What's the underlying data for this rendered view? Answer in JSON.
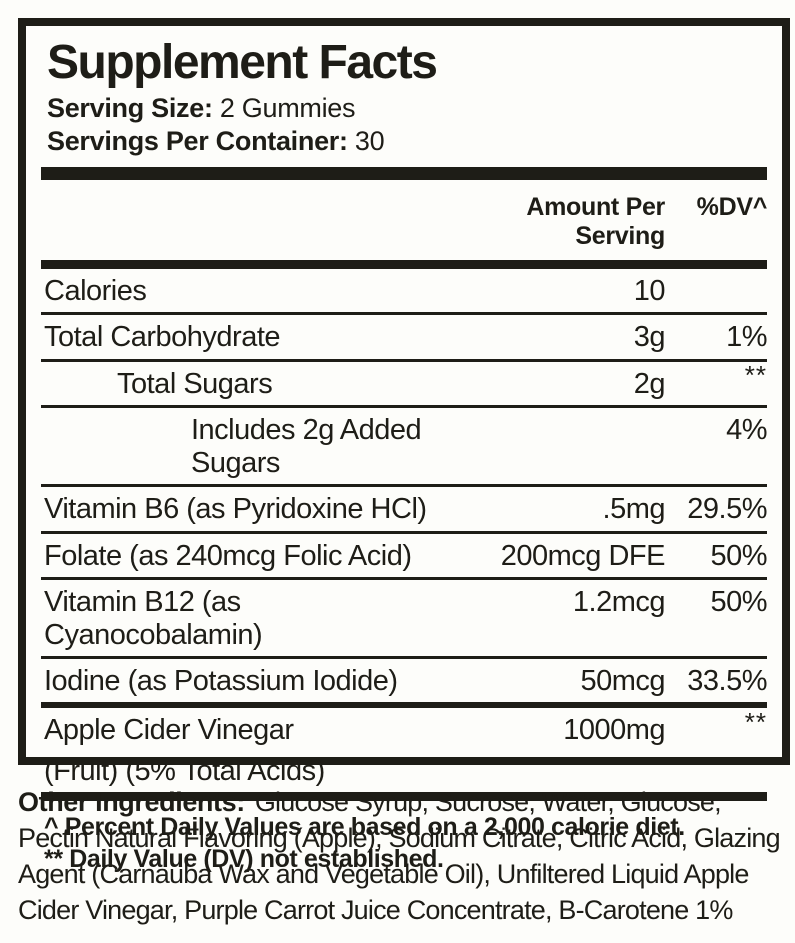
{
  "label": {
    "title": "Supplement Facts",
    "serving_size": {
      "label": "Serving Size:",
      "value": "2 Gummies"
    },
    "servings_per_container": {
      "label": "Servings Per Container:",
      "value": "30"
    },
    "columns": {
      "amount": "Amount Per Serving",
      "dv": "%DV^"
    },
    "rows": [
      {
        "name": "Calories",
        "amount": "10",
        "dv": "",
        "indent": 0,
        "sep_after": "thin"
      },
      {
        "name": "Total Carbohydrate",
        "amount": "3g",
        "dv": "1%",
        "indent": 0,
        "sep_after": "thin"
      },
      {
        "name": "Total Sugars",
        "amount": "2g",
        "dv": "**",
        "indent": 1,
        "sep_after": "thin"
      },
      {
        "name": "Includes 2g Added Sugars",
        "amount": "",
        "dv": "4%",
        "indent": 2,
        "sep_after": "thin"
      },
      {
        "name": "Vitamin B6 (as Pyridoxine HCl)",
        "amount": ".5mg",
        "dv": "29.5%",
        "indent": 0,
        "sep_after": "thin"
      },
      {
        "name": "Folate (as 240mcg Folic Acid)",
        "amount": "200mcg DFE",
        "dv": "50%",
        "indent": 0,
        "sep_after": "thin"
      },
      {
        "name": "Vitamin B12 (as Cyanocobalamin)",
        "amount": "1.2mcg",
        "dv": "50%",
        "indent": 0,
        "sep_after": "thin"
      },
      {
        "name": "Iodine (as Potassium Iodide)",
        "amount": "50mcg",
        "dv": "33.5%",
        "indent": 0,
        "sep_after": "thick"
      },
      {
        "name": "Apple Cider Vinegar",
        "name2": "(Fruit) (5% Total Acids)",
        "amount": "1000mg",
        "dv": "**",
        "indent": 0,
        "sep_after": "none"
      }
    ],
    "footnotes": [
      "^ Percent Daily Values are based on a 2,000 calorie diet.",
      "** Daily Value (DV) not established."
    ],
    "other_ingredients": {
      "label": "Other Ingredients:",
      "text": "Glucose Syrup, Sucrose, Water, Glucose, Pectin Natural Flavoring (Apple), Sodium Citrate, Citric Acid, Glazing Agent (Carnauba Wax and Vegetable Oil), Unfiltered Liquid Apple Cider Vinegar, Purple Carrot Juice Concentrate, B-Carotene 1%"
    },
    "colors": {
      "text": "#1e1d17",
      "background": "#fdfdfa"
    }
  }
}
= = = =
* **What you need to do**
Return each line exactly as written. Any picture gets left out.

* **Final result**
What's the underlying data for this rendered view? Answer in JSON.
{
  "label": {
    "title": "Supplement Facts",
    "serving_size": {
      "label": "Serving Size:",
      "value": "2 Gummies"
    },
    "servings_per_container": {
      "label": "Servings Per Container:",
      "value": "30"
    },
    "columns": {
      "amount": "Amount Per Serving",
      "dv": "%DV^"
    },
    "rows": [
      {
        "name": "Calories",
        "amount": "10",
        "dv": "",
        "indent": 0,
        "sep_after": "thin"
      },
      {
        "name": "Total Carbohydrate",
        "amount": "3g",
        "dv": "1%",
        "indent": 0,
        "sep_after": "thin"
      },
      {
        "name": "Total Sugars",
        "amount": "2g",
        "dv": "**",
        "indent": 1,
        "sep_after": "thin"
      },
      {
        "name": "Includes 2g Added Sugars",
        "amount": "",
        "dv": "4%",
        "indent": 2,
        "sep_after": "thin"
      },
      {
        "name": "Vitamin B6 (as Pyridoxine HCl)",
        "amount": ".5mg",
        "dv": "29.5%",
        "indent": 0,
        "sep_after": "thin"
      },
      {
        "name": "Folate (as 240mcg Folic Acid)",
        "amount": "200mcg DFE",
        "dv": "50%",
        "indent": 0,
        "sep_after": "thin"
      },
      {
        "name": "Vitamin B12 (as Cyanocobalamin)",
        "amount": "1.2mcg",
        "dv": "50%",
        "indent": 0,
        "sep_after": "thin"
      },
      {
        "name": "Iodine (as Potassium Iodide)",
        "amount": "50mcg",
        "dv": "33.5%",
        "indent": 0,
        "sep_after": "thick"
      },
      {
        "name": "Apple Cider Vinegar",
        "name2": "(Fruit) (5% Total Acids)",
        "amount": "1000mg",
        "dv": "**",
        "indent": 0,
        "sep_after": "none"
      }
    ],
    "footnotes": [
      "^ Percent Daily Values are based on a 2,000 calorie diet.",
      "** Daily Value (DV) not established."
    ],
    "other_ingredients": {
      "label": "Other Ingredients:",
      "text": "Glucose Syrup, Sucrose, Water, Glucose, Pectin Natural Flavoring (Apple), Sodium Citrate, Citric Acid, Glazing Agent (Carnauba Wax and Vegetable Oil), Unfiltered Liquid Apple Cider Vinegar, Purple Carrot Juice Concentrate, B-Carotene 1%"
    },
    "colors": {
      "text": "#1e1d17",
      "background": "#fdfdfa"
    }
  }
}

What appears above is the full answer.